Look for "spectrogram" in the listing below. Gather each line that contains it.

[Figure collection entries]
'''

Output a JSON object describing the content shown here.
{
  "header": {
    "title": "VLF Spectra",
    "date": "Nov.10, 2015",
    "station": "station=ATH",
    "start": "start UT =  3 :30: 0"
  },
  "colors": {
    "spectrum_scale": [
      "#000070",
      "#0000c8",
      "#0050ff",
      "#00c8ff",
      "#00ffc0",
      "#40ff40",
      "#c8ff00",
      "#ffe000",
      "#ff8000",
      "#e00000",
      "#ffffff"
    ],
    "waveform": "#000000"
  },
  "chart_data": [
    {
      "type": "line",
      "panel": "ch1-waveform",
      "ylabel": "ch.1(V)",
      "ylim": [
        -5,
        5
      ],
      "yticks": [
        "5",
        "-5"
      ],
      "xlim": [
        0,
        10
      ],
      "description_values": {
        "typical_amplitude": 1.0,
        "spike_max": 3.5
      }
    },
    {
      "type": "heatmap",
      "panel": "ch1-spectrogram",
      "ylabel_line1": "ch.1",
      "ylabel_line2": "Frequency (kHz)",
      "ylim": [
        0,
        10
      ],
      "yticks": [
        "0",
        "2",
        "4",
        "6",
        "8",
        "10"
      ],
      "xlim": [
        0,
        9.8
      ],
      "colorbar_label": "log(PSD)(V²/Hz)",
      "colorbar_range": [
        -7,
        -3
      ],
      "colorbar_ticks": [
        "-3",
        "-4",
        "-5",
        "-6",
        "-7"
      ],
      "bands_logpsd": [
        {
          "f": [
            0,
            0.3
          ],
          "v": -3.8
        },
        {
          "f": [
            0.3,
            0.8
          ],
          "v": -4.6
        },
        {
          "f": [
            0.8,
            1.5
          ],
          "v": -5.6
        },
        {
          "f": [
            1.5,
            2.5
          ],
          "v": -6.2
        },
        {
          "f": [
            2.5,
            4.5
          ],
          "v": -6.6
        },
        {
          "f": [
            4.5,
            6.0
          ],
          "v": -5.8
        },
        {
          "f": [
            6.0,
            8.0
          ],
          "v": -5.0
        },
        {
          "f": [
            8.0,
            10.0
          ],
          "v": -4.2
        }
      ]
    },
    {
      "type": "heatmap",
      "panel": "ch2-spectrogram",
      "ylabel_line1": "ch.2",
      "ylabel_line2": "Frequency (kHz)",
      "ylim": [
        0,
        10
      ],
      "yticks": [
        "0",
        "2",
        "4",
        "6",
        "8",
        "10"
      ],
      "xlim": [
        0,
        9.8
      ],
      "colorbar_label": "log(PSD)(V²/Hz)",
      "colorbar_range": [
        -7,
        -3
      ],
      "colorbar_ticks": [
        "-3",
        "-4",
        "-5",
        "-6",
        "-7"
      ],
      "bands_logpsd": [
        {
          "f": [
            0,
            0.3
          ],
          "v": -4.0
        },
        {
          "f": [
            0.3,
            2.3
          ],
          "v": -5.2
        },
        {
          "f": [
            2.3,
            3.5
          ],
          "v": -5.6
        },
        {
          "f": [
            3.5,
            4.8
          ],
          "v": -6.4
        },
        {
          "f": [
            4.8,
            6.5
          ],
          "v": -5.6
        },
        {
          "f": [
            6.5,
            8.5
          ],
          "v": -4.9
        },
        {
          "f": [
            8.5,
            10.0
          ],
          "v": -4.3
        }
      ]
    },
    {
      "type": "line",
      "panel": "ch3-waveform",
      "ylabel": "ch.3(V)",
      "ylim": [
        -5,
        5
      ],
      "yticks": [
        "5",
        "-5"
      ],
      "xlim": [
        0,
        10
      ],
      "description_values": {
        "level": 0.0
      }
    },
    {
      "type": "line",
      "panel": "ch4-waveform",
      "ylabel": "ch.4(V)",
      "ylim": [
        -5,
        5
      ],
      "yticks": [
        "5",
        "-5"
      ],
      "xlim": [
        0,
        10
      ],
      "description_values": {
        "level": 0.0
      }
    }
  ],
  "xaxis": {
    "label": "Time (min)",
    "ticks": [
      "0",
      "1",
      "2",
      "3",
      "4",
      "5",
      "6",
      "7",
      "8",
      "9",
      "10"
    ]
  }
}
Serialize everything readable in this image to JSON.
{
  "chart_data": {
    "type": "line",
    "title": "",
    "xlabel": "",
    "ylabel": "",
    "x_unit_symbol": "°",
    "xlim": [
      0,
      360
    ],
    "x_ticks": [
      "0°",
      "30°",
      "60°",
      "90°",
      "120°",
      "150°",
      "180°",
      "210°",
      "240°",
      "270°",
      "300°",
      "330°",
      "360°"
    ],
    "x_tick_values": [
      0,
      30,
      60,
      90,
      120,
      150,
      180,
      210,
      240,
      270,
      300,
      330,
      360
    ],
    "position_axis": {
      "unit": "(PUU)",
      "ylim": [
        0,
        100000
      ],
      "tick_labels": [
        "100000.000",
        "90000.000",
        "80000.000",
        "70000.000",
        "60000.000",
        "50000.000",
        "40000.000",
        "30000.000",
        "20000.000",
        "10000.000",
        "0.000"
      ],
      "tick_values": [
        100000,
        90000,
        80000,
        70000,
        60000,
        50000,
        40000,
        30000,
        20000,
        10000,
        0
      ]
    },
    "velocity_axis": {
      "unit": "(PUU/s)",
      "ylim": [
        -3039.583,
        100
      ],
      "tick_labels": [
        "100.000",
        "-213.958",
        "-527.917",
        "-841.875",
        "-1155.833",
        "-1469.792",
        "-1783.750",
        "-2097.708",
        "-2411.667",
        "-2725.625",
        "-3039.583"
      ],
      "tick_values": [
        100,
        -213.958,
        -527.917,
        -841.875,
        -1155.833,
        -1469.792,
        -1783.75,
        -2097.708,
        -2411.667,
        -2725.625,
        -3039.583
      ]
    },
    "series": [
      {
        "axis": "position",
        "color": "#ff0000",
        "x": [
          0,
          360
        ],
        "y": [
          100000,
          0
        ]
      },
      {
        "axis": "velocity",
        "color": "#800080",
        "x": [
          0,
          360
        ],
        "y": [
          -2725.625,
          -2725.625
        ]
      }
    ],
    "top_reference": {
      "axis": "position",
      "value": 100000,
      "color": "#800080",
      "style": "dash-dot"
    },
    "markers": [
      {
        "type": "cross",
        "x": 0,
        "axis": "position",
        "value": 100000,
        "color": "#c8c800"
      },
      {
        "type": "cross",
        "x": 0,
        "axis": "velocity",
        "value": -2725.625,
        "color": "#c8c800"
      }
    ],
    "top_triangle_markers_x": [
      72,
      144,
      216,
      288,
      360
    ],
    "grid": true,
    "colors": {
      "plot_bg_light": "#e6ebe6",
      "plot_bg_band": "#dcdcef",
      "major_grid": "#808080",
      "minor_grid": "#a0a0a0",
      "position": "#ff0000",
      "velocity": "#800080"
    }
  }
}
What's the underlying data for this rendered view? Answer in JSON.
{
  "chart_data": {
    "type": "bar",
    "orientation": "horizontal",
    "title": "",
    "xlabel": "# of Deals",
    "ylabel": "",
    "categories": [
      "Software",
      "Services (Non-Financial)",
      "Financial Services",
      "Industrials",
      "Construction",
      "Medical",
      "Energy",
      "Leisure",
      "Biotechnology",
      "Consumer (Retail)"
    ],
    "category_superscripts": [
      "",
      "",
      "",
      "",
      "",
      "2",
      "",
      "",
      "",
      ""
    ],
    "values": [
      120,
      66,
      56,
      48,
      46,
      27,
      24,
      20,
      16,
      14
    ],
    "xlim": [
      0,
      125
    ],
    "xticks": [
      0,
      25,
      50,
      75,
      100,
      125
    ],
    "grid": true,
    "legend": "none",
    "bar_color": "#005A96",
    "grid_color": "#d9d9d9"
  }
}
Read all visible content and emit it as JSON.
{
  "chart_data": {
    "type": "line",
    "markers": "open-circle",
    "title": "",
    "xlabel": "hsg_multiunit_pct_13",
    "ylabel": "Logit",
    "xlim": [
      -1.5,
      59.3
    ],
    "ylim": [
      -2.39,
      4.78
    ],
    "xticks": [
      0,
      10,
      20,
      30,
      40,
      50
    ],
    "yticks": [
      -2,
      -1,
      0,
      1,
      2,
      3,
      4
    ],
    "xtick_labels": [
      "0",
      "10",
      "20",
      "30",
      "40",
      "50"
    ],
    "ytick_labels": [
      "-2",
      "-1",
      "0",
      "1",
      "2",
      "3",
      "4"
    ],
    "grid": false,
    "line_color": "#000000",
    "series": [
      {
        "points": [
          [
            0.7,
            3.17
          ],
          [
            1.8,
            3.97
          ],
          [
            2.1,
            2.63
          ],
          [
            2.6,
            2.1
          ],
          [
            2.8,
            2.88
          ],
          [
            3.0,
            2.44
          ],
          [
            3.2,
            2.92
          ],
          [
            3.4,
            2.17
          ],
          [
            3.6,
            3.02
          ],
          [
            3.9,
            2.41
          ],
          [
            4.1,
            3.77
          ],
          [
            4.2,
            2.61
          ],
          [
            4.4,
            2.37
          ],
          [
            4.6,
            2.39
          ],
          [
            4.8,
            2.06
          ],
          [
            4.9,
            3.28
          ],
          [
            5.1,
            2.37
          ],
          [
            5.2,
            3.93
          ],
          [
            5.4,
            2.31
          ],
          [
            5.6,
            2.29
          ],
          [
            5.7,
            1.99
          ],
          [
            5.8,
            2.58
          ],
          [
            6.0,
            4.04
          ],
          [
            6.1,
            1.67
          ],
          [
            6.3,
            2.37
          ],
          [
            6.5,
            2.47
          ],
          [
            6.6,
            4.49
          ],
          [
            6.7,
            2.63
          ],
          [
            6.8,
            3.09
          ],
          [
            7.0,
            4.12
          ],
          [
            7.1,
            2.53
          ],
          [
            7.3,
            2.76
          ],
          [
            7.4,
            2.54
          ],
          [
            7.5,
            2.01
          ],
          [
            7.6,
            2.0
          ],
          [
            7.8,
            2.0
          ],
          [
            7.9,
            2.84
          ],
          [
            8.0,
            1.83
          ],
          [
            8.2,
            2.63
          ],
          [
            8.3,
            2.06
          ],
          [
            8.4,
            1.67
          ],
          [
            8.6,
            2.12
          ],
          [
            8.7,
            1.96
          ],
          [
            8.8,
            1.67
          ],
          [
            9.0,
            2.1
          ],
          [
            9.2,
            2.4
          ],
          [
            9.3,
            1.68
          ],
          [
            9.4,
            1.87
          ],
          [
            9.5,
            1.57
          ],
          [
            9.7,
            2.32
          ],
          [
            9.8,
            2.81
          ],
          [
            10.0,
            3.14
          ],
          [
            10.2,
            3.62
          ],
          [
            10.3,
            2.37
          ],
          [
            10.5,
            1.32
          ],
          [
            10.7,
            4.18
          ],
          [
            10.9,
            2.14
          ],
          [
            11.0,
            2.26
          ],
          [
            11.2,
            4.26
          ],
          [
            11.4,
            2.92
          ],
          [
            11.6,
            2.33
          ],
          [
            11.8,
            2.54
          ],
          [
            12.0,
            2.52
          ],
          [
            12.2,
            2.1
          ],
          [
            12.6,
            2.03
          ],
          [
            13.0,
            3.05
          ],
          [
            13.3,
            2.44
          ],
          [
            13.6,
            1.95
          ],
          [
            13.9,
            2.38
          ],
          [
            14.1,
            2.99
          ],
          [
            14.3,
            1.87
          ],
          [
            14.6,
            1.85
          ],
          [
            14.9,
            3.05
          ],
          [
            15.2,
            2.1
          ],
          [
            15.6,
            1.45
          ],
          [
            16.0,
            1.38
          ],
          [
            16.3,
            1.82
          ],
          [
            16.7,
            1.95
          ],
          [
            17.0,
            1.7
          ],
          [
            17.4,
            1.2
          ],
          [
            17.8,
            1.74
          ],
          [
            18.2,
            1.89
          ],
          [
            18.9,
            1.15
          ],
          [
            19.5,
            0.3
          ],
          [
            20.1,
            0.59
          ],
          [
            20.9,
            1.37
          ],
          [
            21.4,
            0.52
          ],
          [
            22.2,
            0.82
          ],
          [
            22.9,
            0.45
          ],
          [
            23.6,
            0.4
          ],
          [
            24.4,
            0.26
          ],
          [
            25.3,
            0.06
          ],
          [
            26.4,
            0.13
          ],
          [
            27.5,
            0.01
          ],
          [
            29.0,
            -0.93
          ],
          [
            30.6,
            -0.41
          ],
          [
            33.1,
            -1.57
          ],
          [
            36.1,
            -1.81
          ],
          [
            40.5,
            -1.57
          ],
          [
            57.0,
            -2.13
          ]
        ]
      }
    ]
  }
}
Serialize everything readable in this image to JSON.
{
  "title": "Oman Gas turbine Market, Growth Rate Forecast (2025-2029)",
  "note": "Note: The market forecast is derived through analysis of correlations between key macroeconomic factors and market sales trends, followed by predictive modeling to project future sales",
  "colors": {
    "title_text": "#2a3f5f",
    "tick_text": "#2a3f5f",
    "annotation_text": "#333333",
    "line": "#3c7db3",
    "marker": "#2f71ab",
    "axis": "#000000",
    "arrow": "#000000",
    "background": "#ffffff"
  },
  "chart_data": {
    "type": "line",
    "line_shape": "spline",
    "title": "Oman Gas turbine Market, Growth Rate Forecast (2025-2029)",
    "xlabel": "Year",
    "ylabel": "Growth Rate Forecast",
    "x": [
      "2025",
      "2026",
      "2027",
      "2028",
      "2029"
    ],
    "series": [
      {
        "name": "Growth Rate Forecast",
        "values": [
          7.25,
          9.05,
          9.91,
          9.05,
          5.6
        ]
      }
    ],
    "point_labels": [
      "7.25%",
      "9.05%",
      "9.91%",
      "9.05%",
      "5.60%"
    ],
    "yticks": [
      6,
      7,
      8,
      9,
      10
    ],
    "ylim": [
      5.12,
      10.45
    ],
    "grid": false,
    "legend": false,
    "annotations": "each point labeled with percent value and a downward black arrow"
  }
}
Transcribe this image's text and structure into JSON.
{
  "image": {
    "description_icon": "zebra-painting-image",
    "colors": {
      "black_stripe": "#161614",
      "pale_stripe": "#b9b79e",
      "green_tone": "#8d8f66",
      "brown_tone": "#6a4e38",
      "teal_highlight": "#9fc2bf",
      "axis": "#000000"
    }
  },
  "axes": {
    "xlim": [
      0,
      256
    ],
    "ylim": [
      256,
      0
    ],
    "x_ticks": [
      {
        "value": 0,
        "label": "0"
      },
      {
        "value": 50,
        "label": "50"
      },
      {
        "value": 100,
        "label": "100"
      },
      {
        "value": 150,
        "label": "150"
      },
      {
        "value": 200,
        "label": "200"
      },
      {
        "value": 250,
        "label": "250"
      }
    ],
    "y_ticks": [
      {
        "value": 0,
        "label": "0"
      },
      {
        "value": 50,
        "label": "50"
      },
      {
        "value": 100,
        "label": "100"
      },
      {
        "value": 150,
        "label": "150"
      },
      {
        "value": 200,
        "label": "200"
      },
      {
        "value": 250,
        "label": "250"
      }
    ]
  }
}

'''

RESULT OF THIS TASK:
      "panel": "ch1-spectrogram",
      "panel": "ch2-spectrogram",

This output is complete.